(GIVEN INSTRUCTION) Find the word "江北区自向餐饮店" in the material below and gather every line that contains it.
──────────
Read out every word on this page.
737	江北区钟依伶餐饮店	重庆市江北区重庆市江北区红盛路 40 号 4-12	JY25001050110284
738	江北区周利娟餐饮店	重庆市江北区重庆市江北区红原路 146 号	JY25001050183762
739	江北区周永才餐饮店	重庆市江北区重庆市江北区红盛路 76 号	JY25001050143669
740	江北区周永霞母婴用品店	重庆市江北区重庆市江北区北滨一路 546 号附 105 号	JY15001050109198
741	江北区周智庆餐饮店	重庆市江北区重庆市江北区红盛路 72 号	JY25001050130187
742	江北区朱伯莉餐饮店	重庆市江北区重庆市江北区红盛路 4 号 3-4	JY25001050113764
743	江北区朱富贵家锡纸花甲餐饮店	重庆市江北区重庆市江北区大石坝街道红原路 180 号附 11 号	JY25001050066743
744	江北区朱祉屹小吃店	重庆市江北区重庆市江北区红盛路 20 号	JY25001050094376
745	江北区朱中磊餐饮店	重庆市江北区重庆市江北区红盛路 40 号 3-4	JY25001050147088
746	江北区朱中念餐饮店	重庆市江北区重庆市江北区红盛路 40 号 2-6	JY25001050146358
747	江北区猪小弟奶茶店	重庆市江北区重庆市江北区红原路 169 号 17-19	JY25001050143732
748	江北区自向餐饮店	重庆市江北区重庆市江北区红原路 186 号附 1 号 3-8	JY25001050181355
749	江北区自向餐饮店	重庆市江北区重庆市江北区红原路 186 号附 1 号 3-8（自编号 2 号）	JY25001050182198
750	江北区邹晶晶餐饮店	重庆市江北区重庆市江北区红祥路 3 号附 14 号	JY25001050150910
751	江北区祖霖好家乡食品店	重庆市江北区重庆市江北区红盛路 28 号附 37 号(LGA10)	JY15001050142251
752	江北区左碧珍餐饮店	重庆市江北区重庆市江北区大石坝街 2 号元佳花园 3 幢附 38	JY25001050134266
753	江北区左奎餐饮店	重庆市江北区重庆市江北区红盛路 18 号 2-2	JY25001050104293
──────────
(EXERCISE RESPONSE)
748	江北区自向餐饮店	重庆市江北区重庆市江北区红原路 186 号附 1 号 3-8	JY25001050181355
749	江北区自向餐饮店	重庆市江北区重庆市江北区红原路 186 号附 1 号 3-8（自编号 2 号）	JY25001050182198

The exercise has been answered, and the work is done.